**Task prompt:** Transcribe all the records with complete accuracy.

Records excerpted from a collection
◇ ◇ ◇

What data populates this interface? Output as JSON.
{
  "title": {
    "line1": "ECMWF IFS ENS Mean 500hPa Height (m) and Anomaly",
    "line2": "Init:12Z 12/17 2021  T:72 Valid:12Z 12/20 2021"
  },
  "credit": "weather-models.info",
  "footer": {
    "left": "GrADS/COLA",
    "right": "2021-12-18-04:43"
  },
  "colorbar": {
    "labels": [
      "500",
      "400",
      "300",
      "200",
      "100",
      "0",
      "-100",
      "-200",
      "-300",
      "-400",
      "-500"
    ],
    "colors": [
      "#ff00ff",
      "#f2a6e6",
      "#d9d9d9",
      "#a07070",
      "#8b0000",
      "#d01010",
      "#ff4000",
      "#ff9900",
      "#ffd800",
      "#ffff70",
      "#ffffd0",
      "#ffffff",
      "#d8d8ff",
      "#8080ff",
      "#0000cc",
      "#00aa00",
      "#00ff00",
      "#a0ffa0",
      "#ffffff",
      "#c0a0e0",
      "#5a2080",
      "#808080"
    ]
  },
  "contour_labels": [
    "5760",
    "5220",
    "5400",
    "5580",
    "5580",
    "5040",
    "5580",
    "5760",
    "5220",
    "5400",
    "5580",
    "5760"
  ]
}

◇ ◇ ◇

**Answer to the exercise:**
What data populates this interface? Output as JSON.
{
  "title": {
    "line1": "ECMWF IFS ENS Mean 500hPa Height (m) and Anomaly",
    "line2": "Init:12Z 12/17 2021  T:72 Valid:12Z 12/20 2021"
  },
  "credit": "weather-models.info",
  "footer": {
    "left": "GrADS/COLA",
    "right": "2021-12-18-04:43"
  },
  "colorbar": {
    "labels": [
      "500",
      "400",
      "300",
      "200",
      "100",
      "0",
      "-100",
      "-200",
      "-300",
      "-400",
      "-500"
    ],
    "colors": [
      "#ff00ff",
      "#f2a6e6",
      "#d9d9d9",
      "#a07070",
      "#8b0000",
      "#d01010",
      "#ff4000",
      "#ff9900",
      "#ffd800",
      "#ffff70",
      "#ffffd0",
      "#ffffff",
      "#d8d8ff",
      "#8080ff",
      "#0000cc",
      "#00aa00",
      "#00ff00",
      "#a0ffa0",
      "#ffffff",
      "#c0a0e0",
      "#5a2080",
      "#808080"
    ]
  },
  "contour_labels": [
    "5760",
    "5220",
    "5400",
    "5580",
    "5580",
    "5040",
    "5580",
    "5760",
    "5220",
    "5400",
    "5580",
    "5760"
  ]
}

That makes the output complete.